• **Records from a data source**:
----------------------------------------

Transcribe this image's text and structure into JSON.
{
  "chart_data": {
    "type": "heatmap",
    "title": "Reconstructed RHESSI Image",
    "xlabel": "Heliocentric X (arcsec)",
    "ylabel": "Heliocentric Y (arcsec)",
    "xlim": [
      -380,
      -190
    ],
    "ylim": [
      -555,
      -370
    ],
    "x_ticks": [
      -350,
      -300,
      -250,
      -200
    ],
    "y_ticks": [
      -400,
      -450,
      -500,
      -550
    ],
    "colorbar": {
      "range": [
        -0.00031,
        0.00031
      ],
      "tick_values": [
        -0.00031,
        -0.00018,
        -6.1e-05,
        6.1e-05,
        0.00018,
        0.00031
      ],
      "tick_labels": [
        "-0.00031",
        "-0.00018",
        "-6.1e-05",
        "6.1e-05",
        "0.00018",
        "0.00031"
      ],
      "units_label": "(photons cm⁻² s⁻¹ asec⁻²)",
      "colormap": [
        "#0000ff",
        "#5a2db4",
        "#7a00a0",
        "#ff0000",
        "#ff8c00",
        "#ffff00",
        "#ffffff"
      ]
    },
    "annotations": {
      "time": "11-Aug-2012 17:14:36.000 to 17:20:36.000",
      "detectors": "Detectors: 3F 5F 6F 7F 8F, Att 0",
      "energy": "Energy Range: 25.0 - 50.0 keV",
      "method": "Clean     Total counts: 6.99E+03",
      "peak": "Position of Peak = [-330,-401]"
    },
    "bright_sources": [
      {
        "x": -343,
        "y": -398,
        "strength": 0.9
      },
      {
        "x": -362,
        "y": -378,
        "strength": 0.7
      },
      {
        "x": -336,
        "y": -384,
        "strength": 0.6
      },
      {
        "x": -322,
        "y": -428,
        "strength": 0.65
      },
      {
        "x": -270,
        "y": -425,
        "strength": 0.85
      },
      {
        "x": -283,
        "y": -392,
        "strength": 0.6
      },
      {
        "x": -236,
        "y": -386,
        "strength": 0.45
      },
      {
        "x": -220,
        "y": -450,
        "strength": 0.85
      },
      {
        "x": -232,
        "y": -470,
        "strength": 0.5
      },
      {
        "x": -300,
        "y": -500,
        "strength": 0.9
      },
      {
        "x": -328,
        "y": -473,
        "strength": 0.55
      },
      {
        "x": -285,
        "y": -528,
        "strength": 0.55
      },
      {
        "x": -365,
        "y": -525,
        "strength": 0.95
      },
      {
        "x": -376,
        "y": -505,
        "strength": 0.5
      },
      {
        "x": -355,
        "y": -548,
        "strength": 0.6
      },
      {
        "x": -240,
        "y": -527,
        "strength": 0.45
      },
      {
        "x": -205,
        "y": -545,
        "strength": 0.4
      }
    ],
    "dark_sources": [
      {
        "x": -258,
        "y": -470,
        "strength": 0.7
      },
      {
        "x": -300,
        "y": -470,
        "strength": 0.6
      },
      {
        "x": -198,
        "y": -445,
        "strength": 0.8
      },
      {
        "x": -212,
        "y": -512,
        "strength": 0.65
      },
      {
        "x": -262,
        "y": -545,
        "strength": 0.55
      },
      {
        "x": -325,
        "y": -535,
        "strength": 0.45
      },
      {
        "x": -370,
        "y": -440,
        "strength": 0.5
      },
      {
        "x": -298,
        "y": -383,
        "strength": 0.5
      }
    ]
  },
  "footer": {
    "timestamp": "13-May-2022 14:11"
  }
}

----------------------------------------

Look over the records above and copy each line that includes the string "Heliocentric".

    "xlabel": "Heliocentric X (arcsec)",
    "ylabel": "Heliocentric Y (arcsec)",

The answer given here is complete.